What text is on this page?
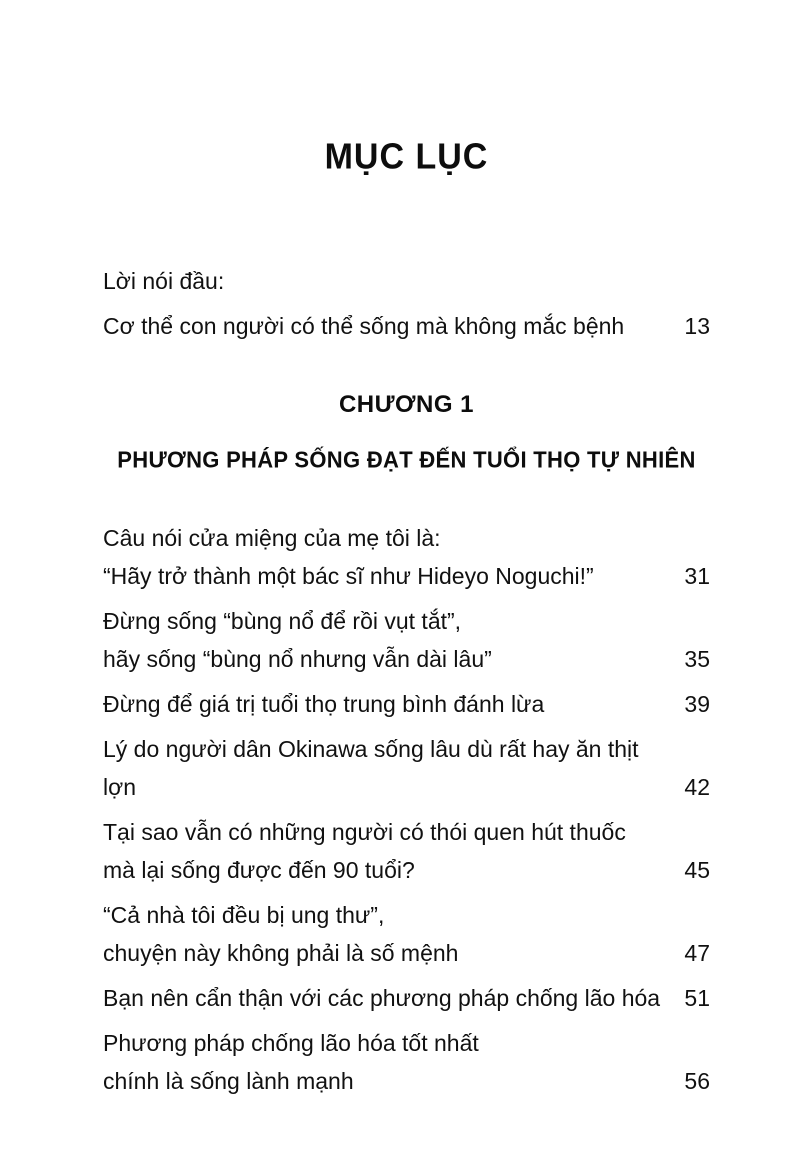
MỤC LỤC

Lời nói đầu:

Cơ thể con người có thể sống mà không mắc bệnh	13
CHƯƠNG 1
PHƯƠNG PHÁP SỐNG ĐẠT ĐẾN TUỔI THỌ TỰ NHIÊN
Câu nói cửa miệng của mẹ tôi là:
“Hãy trở thành một bác sĩ như Hideyo Noguchi!”	31
Đừng sống “bùng nổ để rồi vụt tắt”,
hãy sống “bùng nổ nhưng vẫn dài lâu”	35
Đừng để giá trị tuổi thọ trung bình đánh lừa	39
Lý do người dân Okinawa sống lâu dù rất hay ăn thịt lợn	42
Tại sao vẫn có những người có thói quen hút thuốc
mà lại sống được đến 90 tuổi?	45
“Cả nhà tôi đều bị ung thư”,
chuyện này không phải là số mệnh	47
Bạn nên cẩn thận với các phương pháp chống lão hóa	51
Phương pháp chống lão hóa tốt nhất
chính là sống lành mạnh	56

YOUR OBJECTIVE: Output all of the data exactly as it stands, minus any images.

COMPLETE ANSWER:
What text is on this page?
MỤC LỤC

Lời nói đầu:

Cơ thể con người có thể sống mà không mắc bệnh	13
CHƯƠNG 1
PHƯƠNG PHÁP SỐNG ĐẠT ĐẾN TUỔI THỌ TỰ NHIÊN
Câu nói cửa miệng của mẹ tôi là:
“Hãy trở thành một bác sĩ như Hideyo Noguchi!”	31
Đừng sống “bùng nổ để rồi vụt tắt”,
hãy sống “bùng nổ nhưng vẫn dài lâu”	35
Đừng để giá trị tuổi thọ trung bình đánh lừa	39
Lý do người dân Okinawa sống lâu dù rất hay ăn thịt lợn	42
Tại sao vẫn có những người có thói quen hút thuốc
mà lại sống được đến 90 tuổi?	45
“Cả nhà tôi đều bị ung thư”,
chuyện này không phải là số mệnh	47
Bạn nên cẩn thận với các phương pháp chống lão hóa	51
Phương pháp chống lão hóa tốt nhất
chính là sống lành mạnh	56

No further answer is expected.